**WHAT THE EXERCISE ASKS**
All entries below are to be set down again, identical to the source.

- - -

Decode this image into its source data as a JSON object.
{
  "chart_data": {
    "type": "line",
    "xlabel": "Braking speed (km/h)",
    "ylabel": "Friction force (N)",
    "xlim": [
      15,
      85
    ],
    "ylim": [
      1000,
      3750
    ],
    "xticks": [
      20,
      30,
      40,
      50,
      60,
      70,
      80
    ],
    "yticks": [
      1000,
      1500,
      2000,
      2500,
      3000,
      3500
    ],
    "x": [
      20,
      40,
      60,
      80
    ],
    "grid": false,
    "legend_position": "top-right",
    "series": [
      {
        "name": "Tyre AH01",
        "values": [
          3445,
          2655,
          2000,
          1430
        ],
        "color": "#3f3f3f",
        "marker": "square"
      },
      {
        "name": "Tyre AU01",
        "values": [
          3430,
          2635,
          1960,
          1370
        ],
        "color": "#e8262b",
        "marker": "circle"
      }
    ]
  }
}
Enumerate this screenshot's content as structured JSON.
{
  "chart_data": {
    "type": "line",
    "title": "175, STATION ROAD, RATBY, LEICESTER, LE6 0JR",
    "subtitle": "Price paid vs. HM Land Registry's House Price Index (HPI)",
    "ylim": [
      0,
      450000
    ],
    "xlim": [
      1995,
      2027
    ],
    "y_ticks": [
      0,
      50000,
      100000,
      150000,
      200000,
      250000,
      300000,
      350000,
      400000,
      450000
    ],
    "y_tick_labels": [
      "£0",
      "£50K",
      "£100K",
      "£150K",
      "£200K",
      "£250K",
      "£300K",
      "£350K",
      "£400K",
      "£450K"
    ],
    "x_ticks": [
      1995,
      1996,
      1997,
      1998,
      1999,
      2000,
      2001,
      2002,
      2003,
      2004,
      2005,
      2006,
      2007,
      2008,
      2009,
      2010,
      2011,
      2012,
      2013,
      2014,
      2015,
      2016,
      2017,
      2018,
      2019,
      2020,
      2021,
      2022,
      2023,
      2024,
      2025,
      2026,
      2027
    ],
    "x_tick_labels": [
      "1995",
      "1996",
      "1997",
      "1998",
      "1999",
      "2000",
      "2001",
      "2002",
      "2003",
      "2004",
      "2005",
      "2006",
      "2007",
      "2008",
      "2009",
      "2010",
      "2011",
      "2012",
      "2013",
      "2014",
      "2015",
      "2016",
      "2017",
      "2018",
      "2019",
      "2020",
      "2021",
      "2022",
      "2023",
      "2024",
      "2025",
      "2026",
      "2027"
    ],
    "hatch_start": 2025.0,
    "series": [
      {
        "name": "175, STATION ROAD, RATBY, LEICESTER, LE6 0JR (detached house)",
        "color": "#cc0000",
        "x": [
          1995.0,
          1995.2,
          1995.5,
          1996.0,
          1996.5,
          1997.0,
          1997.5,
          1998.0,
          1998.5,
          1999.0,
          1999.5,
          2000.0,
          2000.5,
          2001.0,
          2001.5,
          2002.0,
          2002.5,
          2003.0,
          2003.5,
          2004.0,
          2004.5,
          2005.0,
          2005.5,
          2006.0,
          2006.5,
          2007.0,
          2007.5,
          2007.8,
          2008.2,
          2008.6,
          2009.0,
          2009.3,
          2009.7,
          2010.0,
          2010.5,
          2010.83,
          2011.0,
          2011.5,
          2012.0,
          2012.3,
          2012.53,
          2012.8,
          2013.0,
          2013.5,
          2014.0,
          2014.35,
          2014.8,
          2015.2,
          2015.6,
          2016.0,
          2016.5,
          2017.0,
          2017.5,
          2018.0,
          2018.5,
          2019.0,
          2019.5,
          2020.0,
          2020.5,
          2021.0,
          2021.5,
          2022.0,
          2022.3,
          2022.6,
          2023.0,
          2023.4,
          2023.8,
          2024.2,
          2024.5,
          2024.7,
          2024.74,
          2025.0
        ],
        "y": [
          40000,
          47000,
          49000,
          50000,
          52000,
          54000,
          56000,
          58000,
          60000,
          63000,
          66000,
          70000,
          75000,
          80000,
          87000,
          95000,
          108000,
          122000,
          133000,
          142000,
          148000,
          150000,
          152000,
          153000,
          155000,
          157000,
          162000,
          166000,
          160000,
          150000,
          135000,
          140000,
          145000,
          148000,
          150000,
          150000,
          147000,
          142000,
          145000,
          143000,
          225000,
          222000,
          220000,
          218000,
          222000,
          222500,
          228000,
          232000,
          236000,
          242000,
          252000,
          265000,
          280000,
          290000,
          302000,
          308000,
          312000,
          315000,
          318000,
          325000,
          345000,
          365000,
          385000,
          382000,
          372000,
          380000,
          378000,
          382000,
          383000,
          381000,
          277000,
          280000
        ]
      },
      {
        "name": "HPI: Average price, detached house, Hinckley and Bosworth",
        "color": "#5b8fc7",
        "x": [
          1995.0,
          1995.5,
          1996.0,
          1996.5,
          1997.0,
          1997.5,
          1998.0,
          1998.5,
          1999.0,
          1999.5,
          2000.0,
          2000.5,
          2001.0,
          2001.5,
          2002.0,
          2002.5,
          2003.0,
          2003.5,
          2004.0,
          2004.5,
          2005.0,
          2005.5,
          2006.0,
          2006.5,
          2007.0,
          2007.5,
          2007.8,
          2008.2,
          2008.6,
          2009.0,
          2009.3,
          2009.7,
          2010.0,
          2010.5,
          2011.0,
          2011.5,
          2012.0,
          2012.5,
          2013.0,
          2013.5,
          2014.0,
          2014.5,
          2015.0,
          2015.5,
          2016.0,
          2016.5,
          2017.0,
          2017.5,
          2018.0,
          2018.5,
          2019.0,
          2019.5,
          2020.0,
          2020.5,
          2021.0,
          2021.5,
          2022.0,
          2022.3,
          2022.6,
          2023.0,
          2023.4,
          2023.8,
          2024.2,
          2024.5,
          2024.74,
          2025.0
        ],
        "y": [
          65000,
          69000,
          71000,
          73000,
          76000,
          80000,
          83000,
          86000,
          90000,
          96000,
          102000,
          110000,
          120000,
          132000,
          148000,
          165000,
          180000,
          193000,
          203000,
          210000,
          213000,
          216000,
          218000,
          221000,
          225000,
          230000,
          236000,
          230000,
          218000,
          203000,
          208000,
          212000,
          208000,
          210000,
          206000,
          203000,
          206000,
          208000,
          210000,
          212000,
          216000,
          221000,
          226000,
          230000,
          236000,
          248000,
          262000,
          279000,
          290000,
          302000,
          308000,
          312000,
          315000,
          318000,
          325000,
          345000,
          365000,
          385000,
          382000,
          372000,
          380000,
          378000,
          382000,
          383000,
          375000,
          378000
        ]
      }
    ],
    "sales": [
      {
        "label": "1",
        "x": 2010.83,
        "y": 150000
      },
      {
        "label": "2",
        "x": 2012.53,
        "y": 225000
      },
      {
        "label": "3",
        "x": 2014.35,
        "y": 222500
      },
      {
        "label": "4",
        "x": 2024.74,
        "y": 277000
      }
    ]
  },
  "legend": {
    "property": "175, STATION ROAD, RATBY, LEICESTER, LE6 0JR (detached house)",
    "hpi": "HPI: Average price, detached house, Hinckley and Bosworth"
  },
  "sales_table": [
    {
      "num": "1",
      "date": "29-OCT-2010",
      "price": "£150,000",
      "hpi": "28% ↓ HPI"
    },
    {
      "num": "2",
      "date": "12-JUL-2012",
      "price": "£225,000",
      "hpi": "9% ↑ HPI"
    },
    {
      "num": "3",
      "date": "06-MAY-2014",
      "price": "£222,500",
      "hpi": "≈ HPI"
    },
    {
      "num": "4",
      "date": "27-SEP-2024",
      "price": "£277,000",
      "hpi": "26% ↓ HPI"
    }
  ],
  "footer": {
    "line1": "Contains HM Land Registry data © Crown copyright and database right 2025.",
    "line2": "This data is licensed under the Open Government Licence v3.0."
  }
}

- - -

**ANSWER**
Decode this image into its source data as a JSON object.
{
  "chart_data": {
    "type": "line",
    "xlabel": "Braking speed (km/h)",
    "ylabel": "Friction force (N)",
    "xlim": [
      15,
      85
    ],
    "ylim": [
      1000,
      3750
    ],
    "xticks": [
      20,
      30,
      40,
      50,
      60,
      70,
      80
    ],
    "yticks": [
      1000,
      1500,
      2000,
      2500,
      3000,
      3500
    ],
    "x": [
      20,
      40,
      60,
      80
    ],
    "grid": false,
    "legend_position": "top-right",
    "series": [
      {
        "name": "Tyre AH01",
        "values": [
          3445,
          2655,
          2000,
          1430
        ],
        "color": "#3f3f3f",
        "marker": "square"
      },
      {
        "name": "Tyre AU01",
        "values": [
          3430,
          2635,
          1960,
          1370
        ],
        "color": "#e8262b",
        "marker": "circle"
      }
    ]
  }
}
Enumerate this screenshot's content as structured JSON.
{
  "chart_data": {
    "type": "line",
    "title": "175, STATION ROAD, RATBY, LEICESTER, LE6 0JR",
    "subtitle": "Price paid vs. HM Land Registry's House Price Index (HPI)",
    "ylim": [
      0,
      450000
    ],
    "xlim": [
      1995,
      2027
    ],
    "y_ticks": [
      0,
      50000,
      100000,
      150000,
      200000,
      250000,
      300000,
      350000,
      400000,
      450000
    ],
    "y_tick_labels": [
      "£0",
      "£50K",
      "£100K",
      "£150K",
      "£200K",
      "£250K",
      "£300K",
      "£350K",
      "£400K",
      "£450K"
    ],
    "x_ticks": [
      1995,
      1996,
      1997,
      1998,
      1999,
      2000,
      2001,
      2002,
      2003,
      2004,
      2005,
      2006,
      2007,
      2008,
      2009,
      2010,
      2011,
      2012,
      2013,
      2014,
      2015,
      2016,
      2017,
      2018,
      2019,
      2020,
      2021,
      2022,
      2023,
      2024,
      2025,
      2026,
      2027
    ],
    "x_tick_labels": [
      "1995",
      "1996",
      "1997",
      "1998",
      "1999",
      "2000",
      "2001",
      "2002",
      "2003",
      "2004",
      "2005",
      "2006",
      "2007",
      "2008",
      "2009",
      "2010",
      "2011",
      "2012",
      "2013",
      "2014",
      "2015",
      "2016",
      "2017",
      "2018",
      "2019",
      "2020",
      "2021",
      "2022",
      "2023",
      "2024",
      "2025",
      "2026",
      "2027"
    ],
    "hatch_start": 2025.0,
    "series": [
      {
        "name": "175, STATION ROAD, RATBY, LEICESTER, LE6 0JR (detached house)",
        "color": "#cc0000",
        "x": [
          1995.0,
          1995.2,
          1995.5,
          1996.0,
          1996.5,
          1997.0,
          1997.5,
          1998.0,
          1998.5,
          1999.0,
          1999.5,
          2000.0,
          2000.5,
          2001.0,
          2001.5,
          2002.0,
          2002.5,
          2003.0,
          2003.5,
          2004.0,
          2004.5,
          2005.0,
          2005.5,
          2006.0,
          2006.5,
          2007.0,
          2007.5,
          2007.8,
          2008.2,
          2008.6,
          2009.0,
          2009.3,
          2009.7,
          2010.0,
          2010.5,
          2010.83,
          2011.0,
          2011.5,
          2012.0,
          2012.3,
          2012.53,
          2012.8,
          2013.0,
          2013.5,
          2014.0,
          2014.35,
          2014.8,
          2015.2,
          2015.6,
          2016.0,
          2016.5,
          2017.0,
          2017.5,
          2018.0,
          2018.5,
          2019.0,
          2019.5,
          2020.0,
          2020.5,
          2021.0,
          2021.5,
          2022.0,
          2022.3,
          2022.6,
          2023.0,
          2023.4,
          2023.8,
          2024.2,
          2024.5,
          2024.7,
          2024.74,
          2025.0
        ],
        "y": [
          40000,
          47000,
          49000,
          50000,
          52000,
          54000,
          56000,
          58000,
          60000,
          63000,
          66000,
          70000,
          75000,
          80000,
          87000,
          95000,
          108000,
          122000,
          133000,
          142000,
          148000,
          150000,
          152000,
          153000,
          155000,
          157000,
          162000,
          166000,
          160000,
          150000,
          135000,
          140000,
          145000,
          148000,
          150000,
          150000,
          147000,
          142000,
          145000,
          143000,
          225000,
          222000,
          220000,
          218000,
          222000,
          222500,
          228000,
          232000,
          236000,
          242000,
          252000,
          265000,
          280000,
          290000,
          302000,
          308000,
          312000,
          315000,
          318000,
          325000,
          345000,
          365000,
          385000,
          382000,
          372000,
          380000,
          378000,
          382000,
          383000,
          381000,
          277000,
          280000
        ]
      },
      {
        "name": "HPI: Average price, detached house, Hinckley and Bosworth",
        "color": "#5b8fc7",
        "x": [
          1995.0,
          1995.5,
          1996.0,
          1996.5,
          1997.0,
          1997.5,
          1998.0,
          1998.5,
          1999.0,
          1999.5,
          2000.0,
          2000.5,
          2001.0,
          2001.5,
          2002.0,
          2002.5,
          2003.0,
          2003.5,
          2004.0,
          2004.5,
          2005.0,
          2005.5,
          2006.0,
          2006.5,
          2007.0,
          2007.5,
          2007.8,
          2008.2,
          2008.6,
          2009.0,
          2009.3,
          2009.7,
          2010.0,
          2010.5,
          2011.0,
          2011.5,
          2012.0,
          2012.5,
          2013.0,
          2013.5,
          2014.0,
          2014.5,
          2015.0,
          2015.5,
          2016.0,
          2016.5,
          2017.0,
          2017.5,
          2018.0,
          2018.5,
          2019.0,
          2019.5,
          2020.0,
          2020.5,
          2021.0,
          2021.5,
          2022.0,
          2022.3,
          2022.6,
          2023.0,
          2023.4,
          2023.8,
          2024.2,
          2024.5,
          2024.74,
          2025.0
        ],
        "y": [
          65000,
          69000,
          71000,
          73000,
          76000,
          80000,
          83000,
          86000,
          90000,
          96000,
          102000,
          110000,
          120000,
          132000,
          148000,
          165000,
          180000,
          193000,
          203000,
          210000,
          213000,
          216000,
          218000,
          221000,
          225000,
          230000,
          236000,
          230000,
          218000,
          203000,
          208000,
          212000,
          208000,
          210000,
          206000,
          203000,
          206000,
          208000,
          210000,
          212000,
          216000,
          221000,
          226000,
          230000,
          236000,
          248000,
          262000,
          279000,
          290000,
          302000,
          308000,
          312000,
          315000,
          318000,
          325000,
          345000,
          365000,
          385000,
          382000,
          372000,
          380000,
          378000,
          382000,
          383000,
          375000,
          378000
        ]
      }
    ],
    "sales": [
      {
        "label": "1",
        "x": 2010.83,
        "y": 150000
      },
      {
        "label": "2",
        "x": 2012.53,
        "y": 225000
      },
      {
        "label": "3",
        "x": 2014.35,
        "y": 222500
      },
      {
        "label": "4",
        "x": 2024.74,
        "y": 277000
      }
    ]
  },
  "legend": {
    "property": "175, STATION ROAD, RATBY, LEICESTER, LE6 0JR (detached house)",
    "hpi": "HPI: Average price, detached house, Hinckley and Bosworth"
  },
  "sales_table": [
    {
      "num": "1",
      "date": "29-OCT-2010",
      "price": "£150,000",
      "hpi": "28% ↓ HPI"
    },
    {
      "num": "2",
      "date": "12-JUL-2012",
      "price": "£225,000",
      "hpi": "9% ↑ HPI"
    },
    {
      "num": "3",
      "date": "06-MAY-2014",
      "price": "£222,500",
      "hpi": "≈ HPI"
    },
    {
      "num": "4",
      "date": "27-SEP-2024",
      "price": "£277,000",
      "hpi": "26% ↓ HPI"
    }
  ],
  "footer": {
    "line1": "Contains HM Land Registry data © Crown copyright and database right 2025.",
    "line2": "This data is licensed under the Open Government Licence v3.0."
  }
}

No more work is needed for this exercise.